_DIRECTIONS:_
Pictures should be excluded; otherwise, copy every entry exactly.

▶

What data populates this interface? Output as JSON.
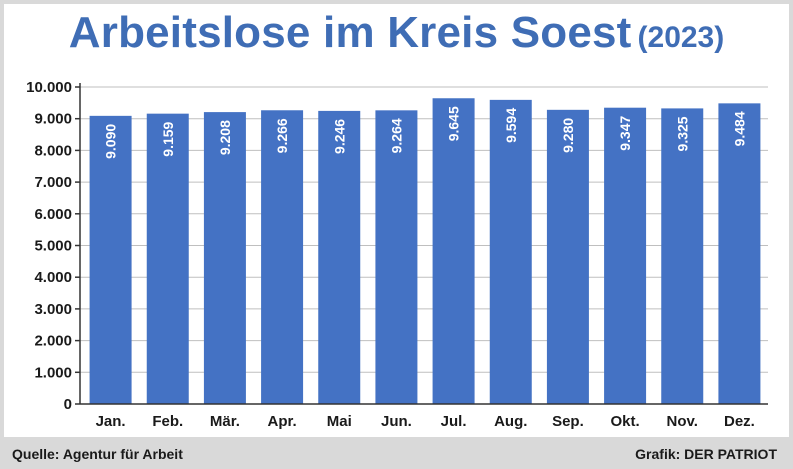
{
  "title": "Arbeitslose im Kreis Soest",
  "title_suffix": "(2023)",
  "footer": {
    "source": "Quelle: Agentur für Arbeit",
    "credit": "Grafik: DER PATRIOT"
  },
  "colors": {
    "bar": "#4472c4",
    "title": "#3f6db5",
    "grid": "#bfbfbf"
  },
  "chart_data": {
    "type": "bar",
    "categories": [
      "Jan.",
      "Feb.",
      "Mär.",
      "Apr.",
      "Mai",
      "Jun.",
      "Jul.",
      "Aug.",
      "Sep.",
      "Okt.",
      "Nov.",
      "Dez."
    ],
    "values": [
      9090,
      9159,
      9208,
      9266,
      9246,
      9264,
      9645,
      9594,
      9280,
      9347,
      9325,
      9484
    ],
    "value_labels": [
      "9.090",
      "9.159",
      "9.208",
      "9.266",
      "9.246",
      "9.264",
      "9.645",
      "9.594",
      "9.280",
      "9.347",
      "9.325",
      "9.484"
    ],
    "y_ticks": [
      0,
      1000,
      2000,
      3000,
      4000,
      5000,
      6000,
      7000,
      8000,
      9000,
      10000
    ],
    "y_tick_labels": [
      "0",
      "1.000",
      "2.000",
      "3.000",
      "4.000",
      "5.000",
      "6.000",
      "7.000",
      "8.000",
      "9.000",
      "10.000"
    ],
    "ylim": [
      0,
      10000
    ],
    "grid": true,
    "legend": "none"
  }
}
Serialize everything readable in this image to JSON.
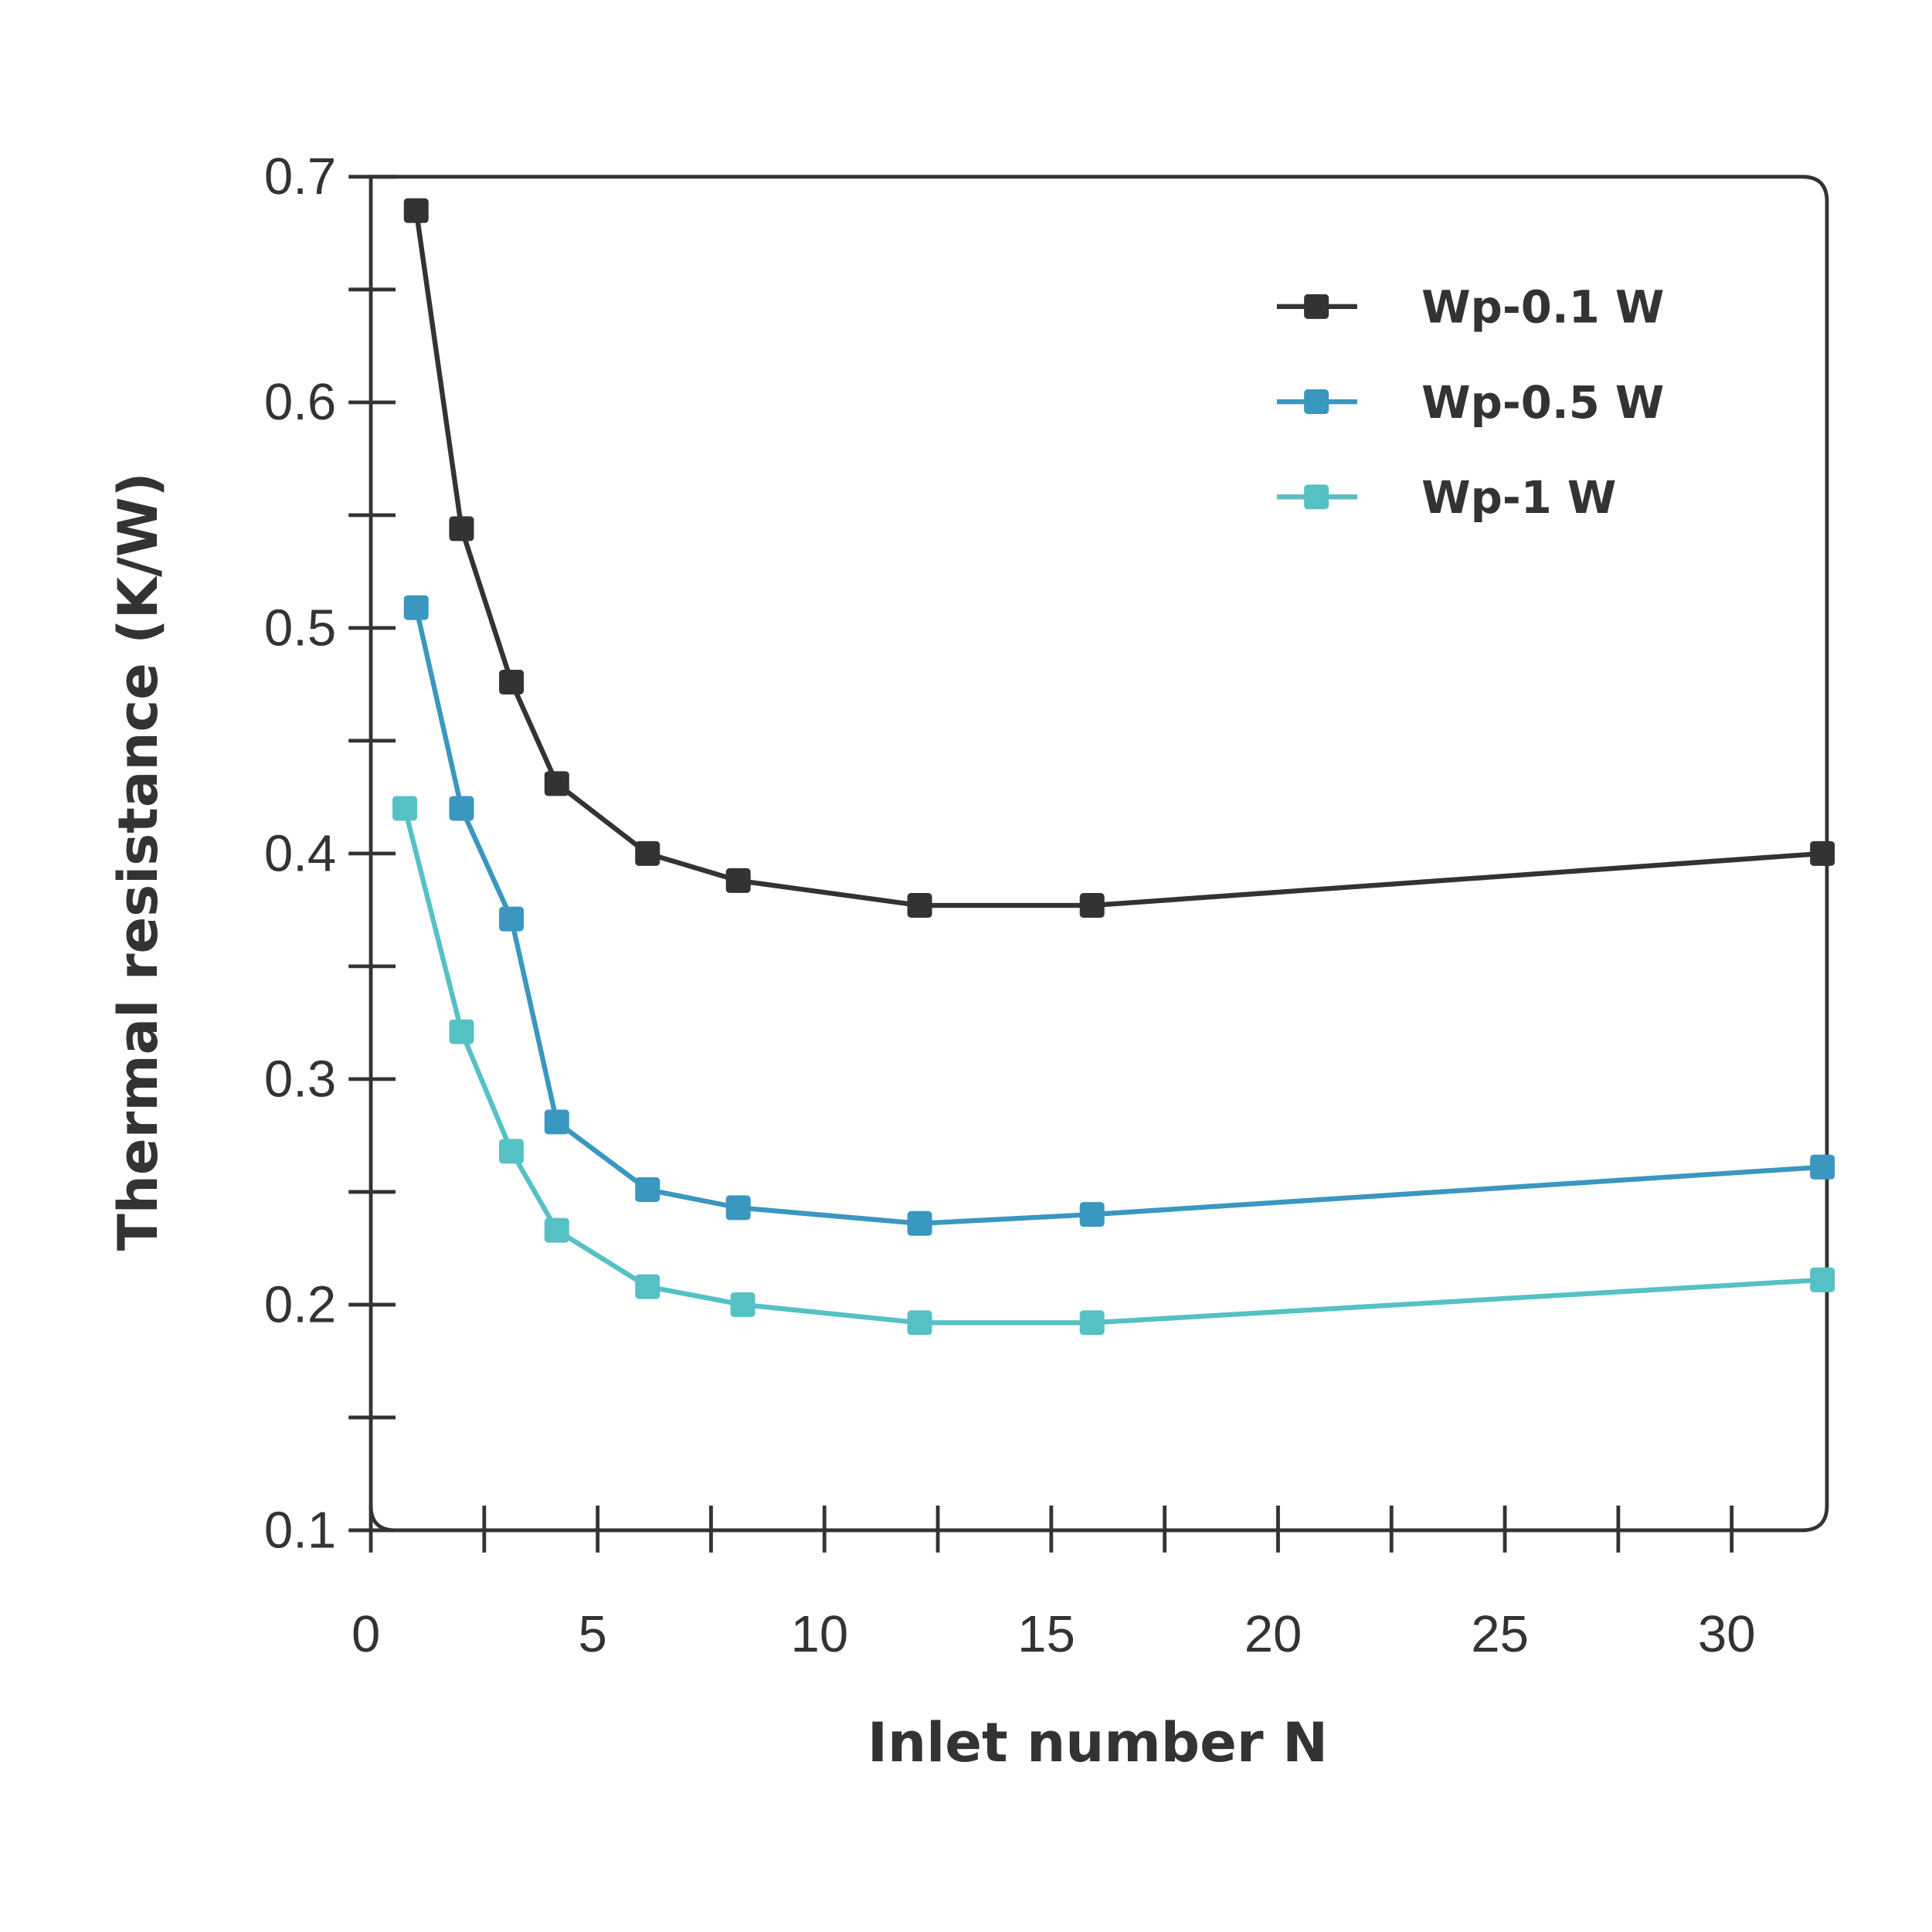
{
  "chart_data": {
    "type": "line",
    "x_label": "Inlet number N",
    "y_label": "Thermal resistance (K/W)",
    "xlim": [
      0,
      32.1
    ],
    "ylim": [
      0.1,
      0.7
    ],
    "xticks": [
      0,
      5,
      10,
      15,
      20,
      25,
      30
    ],
    "x_minor_ticks": [
      2.5,
      7.5,
      12.5,
      17.5,
      22.5,
      27.5
    ],
    "yticks": [
      0.1,
      0.2,
      0.3,
      0.4,
      0.5,
      0.6,
      0.7
    ],
    "y_minor_ticks": [
      0.15,
      0.25,
      0.35,
      0.45,
      0.55,
      0.65
    ],
    "legend": "upper right",
    "series": [
      {
        "name": "Wp-0.1 W",
        "color": "#333333",
        "x": [
          1,
          2,
          3.1,
          4.1,
          6.1,
          8.1,
          12.1,
          15.9,
          32
        ],
        "values": [
          0.685,
          0.544,
          0.476,
          0.431,
          0.4,
          0.388,
          0.377,
          0.377,
          0.4
        ]
      },
      {
        "name": "Wp-0.5 W",
        "color": "#3a97c0",
        "x": [
          1,
          2,
          3.1,
          4.1,
          6.1,
          8.1,
          12.1,
          15.9,
          32
        ],
        "values": [
          0.509,
          0.42,
          0.371,
          0.281,
          0.251,
          0.243,
          0.236,
          0.24,
          0.261
        ]
      },
      {
        "name": "Wp-1 W",
        "color": "#56c1c4",
        "x": [
          0.75,
          2,
          3.1,
          4.1,
          6.1,
          8.2,
          12.1,
          15.9,
          32
        ],
        "values": [
          0.42,
          0.321,
          0.268,
          0.233,
          0.208,
          0.2,
          0.192,
          0.192,
          0.211
        ]
      }
    ]
  }
}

◀

_OUTPUT FOR THIS TASK:_
What data populates this interface? Output as JSON.
{
  "title": "Arbeitslose im Kreis Soest",
  "title_suffix": "(2023)",
  "footer": {
    "source": "Quelle: Agentur für Arbeit",
    "credit": "Grafik: DER PATRIOT"
  },
  "colors": {
    "bar": "#4472c4",
    "title": "#3f6db5",
    "grid": "#bfbfbf"
  },
  "chart_data": {
    "type": "bar",
    "categories": [
      "Jan.",
      "Feb.",
      "Mär.",
      "Apr.",
      "Mai",
      "Jun.",
      "Jul.",
      "Aug.",
      "Sep.",
      "Okt.",
      "Nov.",
      "Dez."
    ],
    "values": [
      9090,
      9159,
      9208,
      9266,
      9246,
      9264,
      9645,
      9594,
      9280,
      9347,
      9325,
      9484
    ],
    "value_labels": [
      "9.090",
      "9.159",
      "9.208",
      "9.266",
      "9.246",
      "9.264",
      "9.645",
      "9.594",
      "9.280",
      "9.347",
      "9.325",
      "9.484"
    ],
    "y_ticks": [
      0,
      1000,
      2000,
      3000,
      4000,
      5000,
      6000,
      7000,
      8000,
      9000,
      10000
    ],
    "y_tick_labels": [
      "0",
      "1.000",
      "2.000",
      "3.000",
      "4.000",
      "5.000",
      "6.000",
      "7.000",
      "8.000",
      "9.000",
      "10.000"
    ],
    "ylim": [
      0,
      10000
    ],
    "grid": true,
    "legend": "none"
  }
}
Serialize everything readable in this image to JSON.
{
  "chart_data": {
    "type": "line",
    "x_label": "Inlet number N",
    "y_label": "Thermal resistance (K/W)",
    "xlim": [
      0,
      32.1
    ],
    "ylim": [
      0.1,
      0.7
    ],
    "xticks": [
      0,
      5,
      10,
      15,
      20,
      25,
      30
    ],
    "x_minor_ticks": [
      2.5,
      7.5,
      12.5,
      17.5,
      22.5,
      27.5
    ],
    "yticks": [
      0.1,
      0.2,
      0.3,
      0.4,
      0.5,
      0.6,
      0.7
    ],
    "y_minor_ticks": [
      0.15,
      0.25,
      0.35,
      0.45,
      0.55,
      0.65
    ],
    "legend": "upper right",
    "series": [
      {
        "name": "Wp-0.1 W",
        "color": "#333333",
        "x": [
          1,
          2,
          3.1,
          4.1,
          6.1,
          8.1,
          12.1,
          15.9,
          32
        ],
        "values": [
          0.685,
          0.544,
          0.476,
          0.431,
          0.4,
          0.388,
          0.377,
          0.377,
          0.4
        ]
      },
      {
        "name": "Wp-0.5 W",
        "color": "#3a97c0",
        "x": [
          1,
          2,
          3.1,
          4.1,
          6.1,
          8.1,
          12.1,
          15.9,
          32
        ],
        "values": [
          0.509,
          0.42,
          0.371,
          0.281,
          0.251,
          0.243,
          0.236,
          0.24,
          0.261
        ]
      },
      {
        "name": "Wp-1 W",
        "color": "#56c1c4",
        "x": [
          0.75,
          2,
          3.1,
          4.1,
          6.1,
          8.2,
          12.1,
          15.9,
          32
        ],
        "values": [
          0.42,
          0.321,
          0.268,
          0.233,
          0.208,
          0.2,
          0.192,
          0.192,
          0.211
        ]
      }
    ]
  }
}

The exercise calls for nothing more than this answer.